- _THE TASK_
Return each line of the records holding the string "triangle".

________

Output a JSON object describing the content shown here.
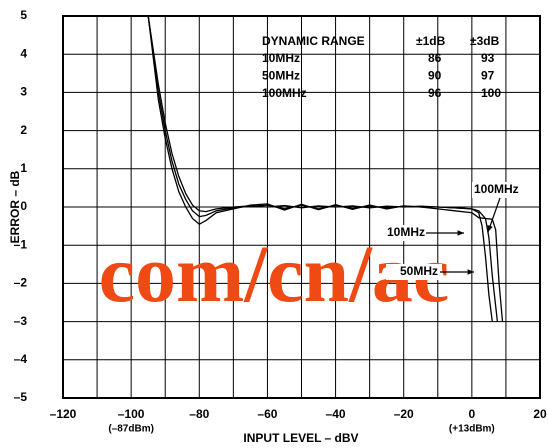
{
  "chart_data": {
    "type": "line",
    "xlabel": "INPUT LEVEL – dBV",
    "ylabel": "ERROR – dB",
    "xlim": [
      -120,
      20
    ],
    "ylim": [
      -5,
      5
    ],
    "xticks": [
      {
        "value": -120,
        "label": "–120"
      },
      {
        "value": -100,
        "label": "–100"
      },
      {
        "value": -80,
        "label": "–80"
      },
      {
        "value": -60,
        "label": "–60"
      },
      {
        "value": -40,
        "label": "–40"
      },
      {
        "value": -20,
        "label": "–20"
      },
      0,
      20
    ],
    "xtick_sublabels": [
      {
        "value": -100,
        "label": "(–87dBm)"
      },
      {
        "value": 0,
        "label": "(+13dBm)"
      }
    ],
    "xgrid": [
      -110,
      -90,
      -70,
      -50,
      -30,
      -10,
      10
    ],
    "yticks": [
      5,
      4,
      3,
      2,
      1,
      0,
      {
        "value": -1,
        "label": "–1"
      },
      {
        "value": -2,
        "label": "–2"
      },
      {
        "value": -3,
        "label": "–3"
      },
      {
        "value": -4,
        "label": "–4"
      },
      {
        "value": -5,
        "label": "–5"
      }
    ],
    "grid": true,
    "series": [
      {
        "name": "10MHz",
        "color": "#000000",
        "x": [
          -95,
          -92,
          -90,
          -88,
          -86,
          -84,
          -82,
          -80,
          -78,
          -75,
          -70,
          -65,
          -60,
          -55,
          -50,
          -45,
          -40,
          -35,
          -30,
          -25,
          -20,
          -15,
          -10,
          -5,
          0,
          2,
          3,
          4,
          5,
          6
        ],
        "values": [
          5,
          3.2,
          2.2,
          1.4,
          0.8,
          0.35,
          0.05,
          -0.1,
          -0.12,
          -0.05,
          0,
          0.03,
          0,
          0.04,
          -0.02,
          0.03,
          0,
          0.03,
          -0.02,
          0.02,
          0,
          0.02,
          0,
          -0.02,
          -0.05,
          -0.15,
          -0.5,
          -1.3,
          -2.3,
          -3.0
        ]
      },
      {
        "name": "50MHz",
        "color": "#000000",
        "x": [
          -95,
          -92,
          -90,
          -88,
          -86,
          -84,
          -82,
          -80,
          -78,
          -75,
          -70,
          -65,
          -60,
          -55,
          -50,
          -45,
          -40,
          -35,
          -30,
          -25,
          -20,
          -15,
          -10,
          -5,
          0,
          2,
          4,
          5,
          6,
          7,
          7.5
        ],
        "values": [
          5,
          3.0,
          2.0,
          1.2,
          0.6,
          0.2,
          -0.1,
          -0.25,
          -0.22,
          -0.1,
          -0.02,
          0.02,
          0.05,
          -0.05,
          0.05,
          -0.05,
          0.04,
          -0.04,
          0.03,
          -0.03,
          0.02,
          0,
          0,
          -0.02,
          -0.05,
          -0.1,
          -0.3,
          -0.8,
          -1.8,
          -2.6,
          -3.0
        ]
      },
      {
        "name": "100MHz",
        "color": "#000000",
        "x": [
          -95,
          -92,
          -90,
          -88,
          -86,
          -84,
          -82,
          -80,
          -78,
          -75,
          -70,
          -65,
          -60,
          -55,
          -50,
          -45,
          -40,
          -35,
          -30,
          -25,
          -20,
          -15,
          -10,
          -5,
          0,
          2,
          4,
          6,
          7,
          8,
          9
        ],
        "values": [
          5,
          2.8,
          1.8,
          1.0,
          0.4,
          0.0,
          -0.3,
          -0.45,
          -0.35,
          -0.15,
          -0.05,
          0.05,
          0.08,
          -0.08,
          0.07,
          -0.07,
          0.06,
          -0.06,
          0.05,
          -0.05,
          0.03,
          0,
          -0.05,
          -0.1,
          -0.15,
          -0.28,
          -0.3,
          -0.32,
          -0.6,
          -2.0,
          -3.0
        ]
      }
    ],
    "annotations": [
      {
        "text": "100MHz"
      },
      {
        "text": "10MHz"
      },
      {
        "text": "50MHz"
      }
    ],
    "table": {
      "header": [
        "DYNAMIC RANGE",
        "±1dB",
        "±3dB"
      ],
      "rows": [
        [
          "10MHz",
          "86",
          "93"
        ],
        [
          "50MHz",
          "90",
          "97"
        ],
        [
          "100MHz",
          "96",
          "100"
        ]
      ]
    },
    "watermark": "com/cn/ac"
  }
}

________

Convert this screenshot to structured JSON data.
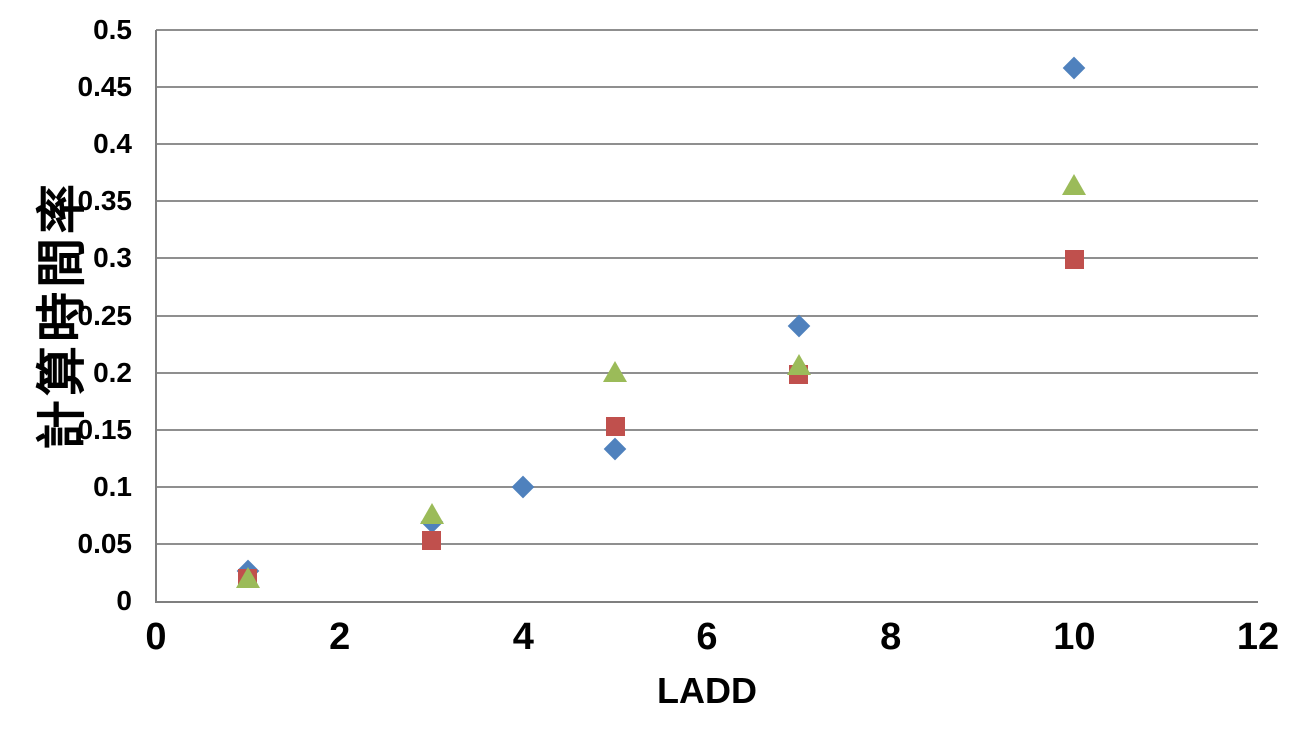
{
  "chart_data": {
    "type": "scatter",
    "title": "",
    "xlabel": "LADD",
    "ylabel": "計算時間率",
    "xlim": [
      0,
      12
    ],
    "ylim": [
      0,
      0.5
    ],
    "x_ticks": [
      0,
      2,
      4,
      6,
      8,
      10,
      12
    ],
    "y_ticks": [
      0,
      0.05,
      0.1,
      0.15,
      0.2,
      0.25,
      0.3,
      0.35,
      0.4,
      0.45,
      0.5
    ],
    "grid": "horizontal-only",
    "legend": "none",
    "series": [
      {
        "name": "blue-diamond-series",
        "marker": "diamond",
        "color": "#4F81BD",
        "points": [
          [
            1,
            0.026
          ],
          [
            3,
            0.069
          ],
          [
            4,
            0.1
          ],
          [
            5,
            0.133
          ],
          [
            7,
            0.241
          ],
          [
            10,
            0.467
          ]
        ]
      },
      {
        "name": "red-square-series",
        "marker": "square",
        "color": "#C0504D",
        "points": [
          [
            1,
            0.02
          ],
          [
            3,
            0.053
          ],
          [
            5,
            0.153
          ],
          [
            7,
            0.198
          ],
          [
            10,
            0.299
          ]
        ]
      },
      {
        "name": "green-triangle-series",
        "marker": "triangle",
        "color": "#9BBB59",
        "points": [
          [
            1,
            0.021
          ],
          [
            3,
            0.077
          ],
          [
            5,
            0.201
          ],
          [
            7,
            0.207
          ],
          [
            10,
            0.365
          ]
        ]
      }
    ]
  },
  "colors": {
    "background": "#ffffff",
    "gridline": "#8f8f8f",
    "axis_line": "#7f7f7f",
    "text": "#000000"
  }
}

________

- _SOLUTION TO THE PROBLEM_
        "name": "green-triangle-series",
        "marker": "triangle",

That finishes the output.